### Stated problem
What follows is a set of records; repeat all of them exactly.

Data items
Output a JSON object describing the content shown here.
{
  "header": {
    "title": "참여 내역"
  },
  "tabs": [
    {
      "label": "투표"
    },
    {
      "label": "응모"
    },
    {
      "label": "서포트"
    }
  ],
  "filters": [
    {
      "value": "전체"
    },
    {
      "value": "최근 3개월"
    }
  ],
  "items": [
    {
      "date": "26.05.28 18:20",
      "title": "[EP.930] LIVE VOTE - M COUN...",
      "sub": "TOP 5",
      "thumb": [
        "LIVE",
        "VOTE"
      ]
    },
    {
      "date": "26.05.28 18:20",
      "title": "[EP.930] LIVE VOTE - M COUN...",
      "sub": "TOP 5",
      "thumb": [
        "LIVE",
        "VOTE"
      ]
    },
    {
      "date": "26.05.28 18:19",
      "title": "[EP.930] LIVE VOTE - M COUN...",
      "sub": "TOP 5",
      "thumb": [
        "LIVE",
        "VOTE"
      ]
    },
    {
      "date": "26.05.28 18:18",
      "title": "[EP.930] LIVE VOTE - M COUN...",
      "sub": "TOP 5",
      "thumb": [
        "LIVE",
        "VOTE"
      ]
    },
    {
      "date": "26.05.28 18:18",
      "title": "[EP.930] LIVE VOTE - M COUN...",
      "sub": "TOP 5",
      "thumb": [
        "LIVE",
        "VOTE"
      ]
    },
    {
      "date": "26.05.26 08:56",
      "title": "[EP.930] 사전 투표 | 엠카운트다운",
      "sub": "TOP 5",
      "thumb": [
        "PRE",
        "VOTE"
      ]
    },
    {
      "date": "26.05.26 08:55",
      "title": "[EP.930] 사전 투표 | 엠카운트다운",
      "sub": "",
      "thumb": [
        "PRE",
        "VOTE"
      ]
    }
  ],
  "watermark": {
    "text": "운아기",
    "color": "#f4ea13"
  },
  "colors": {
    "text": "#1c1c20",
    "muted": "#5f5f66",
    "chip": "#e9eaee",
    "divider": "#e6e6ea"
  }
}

### Answer
Output a JSON object describing the content shown here.
{
  "header": {
    "title": "참여 내역"
  },
  "tabs": [
    {
      "label": "투표"
    },
    {
      "label": "응모"
    },
    {
      "label": "서포트"
    }
  ],
  "filters": [
    {
      "value": "전체"
    },
    {
      "value": "최근 3개월"
    }
  ],
  "items": [
    {
      "date": "26.05.28 18:20",
      "title": "[EP.930] LIVE VOTE - M COUN...",
      "sub": "TOP 5",
      "thumb": [
        "LIVE",
        "VOTE"
      ]
    },
    {
      "date": "26.05.28 18:20",
      "title": "[EP.930] LIVE VOTE - M COUN...",
      "sub": "TOP 5",
      "thumb": [
        "LIVE",
        "VOTE"
      ]
    },
    {
      "date": "26.05.28 18:19",
      "title": "[EP.930] LIVE VOTE - M COUN...",
      "sub": "TOP 5",
      "thumb": [
        "LIVE",
        "VOTE"
      ]
    },
    {
      "date": "26.05.28 18:18",
      "title": "[EP.930] LIVE VOTE - M COUN...",
      "sub": "TOP 5",
      "thumb": [
        "LIVE",
        "VOTE"
      ]
    },
    {
      "date": "26.05.28 18:18",
      "title": "[EP.930] LIVE VOTE - M COUN...",
      "sub": "TOP 5",
      "thumb": [
        "LIVE",
        "VOTE"
      ]
    },
    {
      "date": "26.05.26 08:56",
      "title": "[EP.930] 사전 투표 | 엠카운트다운",
      "sub": "TOP 5",
      "thumb": [
        "PRE",
        "VOTE"
      ]
    },
    {
      "date": "26.05.26 08:55",
      "title": "[EP.930] 사전 투표 | 엠카운트다운",
      "sub": "",
      "thumb": [
        "PRE",
        "VOTE"
      ]
    }
  ],
  "watermark": {
    "text": "운아기",
    "color": "#f4ea13"
  },
  "colors": {
    "text": "#1c1c20",
    "muted": "#5f5f66",
    "chip": "#e9eaee",
    "divider": "#e6e6ea"
  }
}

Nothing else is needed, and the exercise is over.